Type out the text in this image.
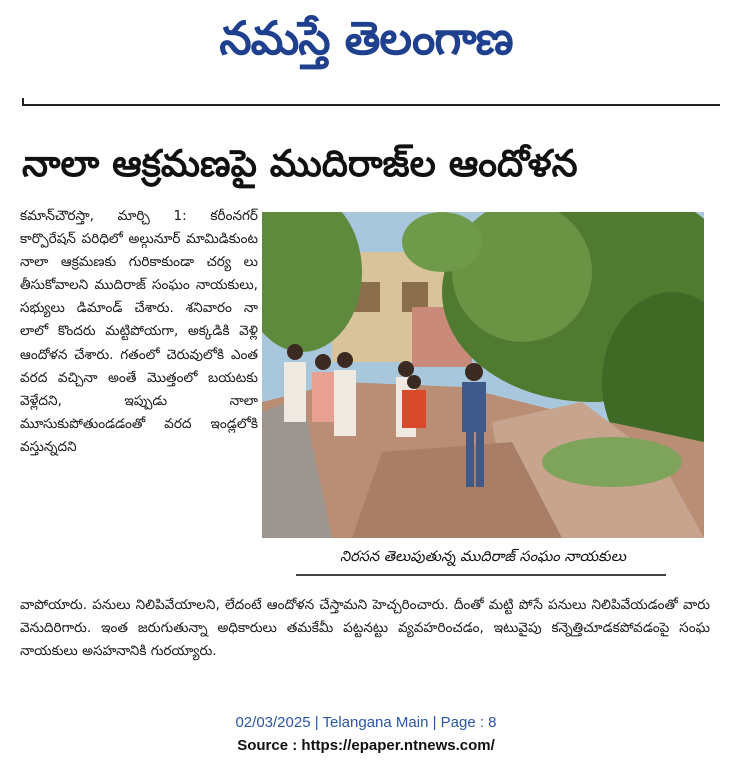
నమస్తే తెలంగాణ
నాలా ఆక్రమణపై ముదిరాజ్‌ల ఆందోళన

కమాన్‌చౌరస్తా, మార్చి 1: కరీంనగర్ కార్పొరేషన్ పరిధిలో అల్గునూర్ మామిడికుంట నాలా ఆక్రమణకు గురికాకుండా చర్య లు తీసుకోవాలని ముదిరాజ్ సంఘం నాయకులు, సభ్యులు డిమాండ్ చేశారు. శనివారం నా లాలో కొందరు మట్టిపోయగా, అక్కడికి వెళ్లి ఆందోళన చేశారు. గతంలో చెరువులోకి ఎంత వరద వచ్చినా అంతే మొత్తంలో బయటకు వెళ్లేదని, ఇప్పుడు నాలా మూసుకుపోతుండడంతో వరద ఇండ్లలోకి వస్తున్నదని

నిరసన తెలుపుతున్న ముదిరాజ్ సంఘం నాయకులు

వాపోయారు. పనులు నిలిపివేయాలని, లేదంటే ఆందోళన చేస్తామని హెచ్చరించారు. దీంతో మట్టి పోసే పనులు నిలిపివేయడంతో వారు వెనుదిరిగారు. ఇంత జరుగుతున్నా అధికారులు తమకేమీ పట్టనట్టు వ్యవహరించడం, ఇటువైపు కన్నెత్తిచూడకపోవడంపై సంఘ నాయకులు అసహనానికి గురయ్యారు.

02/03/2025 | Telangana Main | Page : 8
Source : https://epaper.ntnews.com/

- - - -

The exercise: The entries above should be reproduced exactly, without their pictures.

Solution for this exercise:
Type out the text in this image.
నమస్తే తెలంగాణ
నాలా ఆక్రమణపై ముదిరాజ్‌ల ఆందోళన

కమాన్‌చౌరస్తా, మార్చి 1: కరీంనగర్ కార్పొరేషన్ పరిధిలో అల్గునూర్ మామిడికుంట నాలా ఆక్రమణకు గురికాకుండా చర్య లు తీసుకోవాలని ముదిరాజ్ సంఘం నాయకులు, సభ్యులు డిమాండ్ చేశారు. శనివారం నా లాలో కొందరు మట్టిపోయగా, అక్కడికి వెళ్లి ఆందోళన చేశారు. గతంలో చెరువులోకి ఎంత వరద వచ్చినా అంతే మొత్తంలో బయటకు వెళ్లేదని, ఇప్పుడు నాలా మూసుకుపోతుండడంతో వరద ఇండ్లలోకి వస్తున్నదని

నిరసన తెలుపుతున్న ముదిరాజ్ సంఘం నాయకులు

వాపోయారు. పనులు నిలిపివేయాలని, లేదంటే ఆందోళన చేస్తామని హెచ్చరించారు. దీంతో మట్టి పోసే పనులు నిలిపివేయడంతో వారు వెనుదిరిగారు. ఇంత జరుగుతున్నా అధికారులు తమకేమీ పట్టనట్టు వ్యవహరించడం, ఇటువైపు కన్నెత్తిచూడకపోవడంపై సంఘ నాయకులు అసహనానికి గురయ్యారు.

02/03/2025 | Telangana Main | Page : 8
Source : https://epaper.ntnews.com/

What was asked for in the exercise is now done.